Stored items:

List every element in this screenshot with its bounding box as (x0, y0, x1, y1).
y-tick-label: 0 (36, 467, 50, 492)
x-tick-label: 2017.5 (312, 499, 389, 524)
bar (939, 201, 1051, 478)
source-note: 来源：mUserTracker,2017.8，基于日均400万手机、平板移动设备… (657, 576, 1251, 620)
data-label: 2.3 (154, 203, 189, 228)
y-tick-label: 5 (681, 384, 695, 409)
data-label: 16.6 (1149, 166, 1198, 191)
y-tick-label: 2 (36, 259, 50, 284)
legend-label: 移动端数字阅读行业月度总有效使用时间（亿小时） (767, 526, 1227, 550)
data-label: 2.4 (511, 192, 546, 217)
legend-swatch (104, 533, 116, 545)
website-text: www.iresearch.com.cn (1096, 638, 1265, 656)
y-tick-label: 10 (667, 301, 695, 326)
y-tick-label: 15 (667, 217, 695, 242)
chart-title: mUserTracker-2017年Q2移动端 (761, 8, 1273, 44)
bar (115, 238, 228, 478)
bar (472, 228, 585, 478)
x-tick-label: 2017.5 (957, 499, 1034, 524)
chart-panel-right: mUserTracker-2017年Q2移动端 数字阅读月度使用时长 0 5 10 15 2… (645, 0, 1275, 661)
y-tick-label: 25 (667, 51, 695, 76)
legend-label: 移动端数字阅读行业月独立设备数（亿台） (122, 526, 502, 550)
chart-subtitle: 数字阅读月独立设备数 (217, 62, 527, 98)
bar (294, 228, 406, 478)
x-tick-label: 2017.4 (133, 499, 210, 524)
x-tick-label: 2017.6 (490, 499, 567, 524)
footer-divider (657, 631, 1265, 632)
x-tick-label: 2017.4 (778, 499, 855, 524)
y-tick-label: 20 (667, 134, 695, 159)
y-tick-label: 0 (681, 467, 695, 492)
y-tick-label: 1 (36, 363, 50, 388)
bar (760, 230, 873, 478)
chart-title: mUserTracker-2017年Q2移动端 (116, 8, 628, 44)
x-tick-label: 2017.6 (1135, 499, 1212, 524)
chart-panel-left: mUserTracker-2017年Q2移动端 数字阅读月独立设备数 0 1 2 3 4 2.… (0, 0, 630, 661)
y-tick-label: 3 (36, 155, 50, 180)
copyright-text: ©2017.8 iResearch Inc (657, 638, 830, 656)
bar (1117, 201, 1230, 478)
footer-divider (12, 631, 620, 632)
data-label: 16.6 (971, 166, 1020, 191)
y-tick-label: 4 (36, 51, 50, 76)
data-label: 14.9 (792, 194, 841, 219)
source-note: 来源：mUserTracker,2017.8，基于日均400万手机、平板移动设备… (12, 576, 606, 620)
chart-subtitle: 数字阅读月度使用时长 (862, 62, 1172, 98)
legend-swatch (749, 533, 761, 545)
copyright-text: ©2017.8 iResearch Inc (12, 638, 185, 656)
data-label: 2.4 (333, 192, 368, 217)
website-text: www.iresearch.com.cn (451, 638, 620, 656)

Given problem:
Rewrite every line of the data above, replacing each occurrence of "data-label" with "value-label" and leaving all other text unchanged.

The reply:
List every element in this screenshot with its bounding box as (x0, y0, x1, y1).
y-tick-label: 0 (36, 467, 50, 492)
x-tick-label: 2017.5 (312, 499, 389, 524)
bar (939, 201, 1051, 478)
source-note: 来源：mUserTracker,2017.8，基于日均400万手机、平板移动设备… (657, 576, 1251, 620)
value-label: 2.3 (154, 203, 189, 228)
y-tick-label: 5 (681, 384, 695, 409)
value-label: 16.6 (1149, 166, 1198, 191)
y-tick-label: 2 (36, 259, 50, 284)
legend-label: 移动端数字阅读行业月度总有效使用时间（亿小时） (767, 526, 1227, 550)
value-label: 2.4 (511, 192, 546, 217)
legend-swatch (104, 533, 116, 545)
website-text: www.iresearch.com.cn (1096, 638, 1265, 656)
y-tick-label: 10 (667, 301, 695, 326)
y-tick-label: 15 (667, 217, 695, 242)
chart-title: mUserTracker-2017年Q2移动端 (761, 8, 1273, 44)
bar (115, 238, 228, 478)
bar (472, 228, 585, 478)
x-tick-label: 2017.5 (957, 499, 1034, 524)
chart-panel-right: mUserTracker-2017年Q2移动端 数字阅读月度使用时长 0 5 10 15 2… (645, 0, 1275, 661)
y-tick-label: 25 (667, 51, 695, 76)
legend-label: 移动端数字阅读行业月独立设备数（亿台） (122, 526, 502, 550)
chart-subtitle: 数字阅读月独立设备数 (217, 62, 527, 98)
bar (294, 228, 406, 478)
x-tick-label: 2017.4 (133, 499, 210, 524)
x-tick-label: 2017.6 (490, 499, 567, 524)
footer-divider (657, 631, 1265, 632)
x-tick-label: 2017.4 (778, 499, 855, 524)
y-tick-label: 20 (667, 134, 695, 159)
y-tick-label: 0 (681, 467, 695, 492)
y-tick-label: 1 (36, 363, 50, 388)
bar (760, 230, 873, 478)
chart-title: mUserTracker-2017年Q2移动端 (116, 8, 628, 44)
x-tick-label: 2017.6 (1135, 499, 1212, 524)
chart-panel-left: mUserTracker-2017年Q2移动端 数字阅读月独立设备数 0 1 2 3 4 2.… (0, 0, 630, 661)
y-tick-label: 3 (36, 155, 50, 180)
copyright-text: ©2017.8 iResearch Inc (657, 638, 830, 656)
bar (1117, 201, 1230, 478)
footer-divider (12, 631, 620, 632)
value-label: 16.6 (971, 166, 1020, 191)
y-tick-label: 4 (36, 51, 50, 76)
value-label: 14.9 (792, 194, 841, 219)
source-note: 来源：mUserTracker,2017.8，基于日均400万手机、平板移动设备… (12, 576, 606, 620)
chart-subtitle: 数字阅读月度使用时长 (862, 62, 1172, 98)
legend-swatch (749, 533, 761, 545)
copyright-text: ©2017.8 iResearch Inc (12, 638, 185, 656)
value-label: 2.4 (333, 192, 368, 217)
website-text: www.iresearch.com.cn (451, 638, 620, 656)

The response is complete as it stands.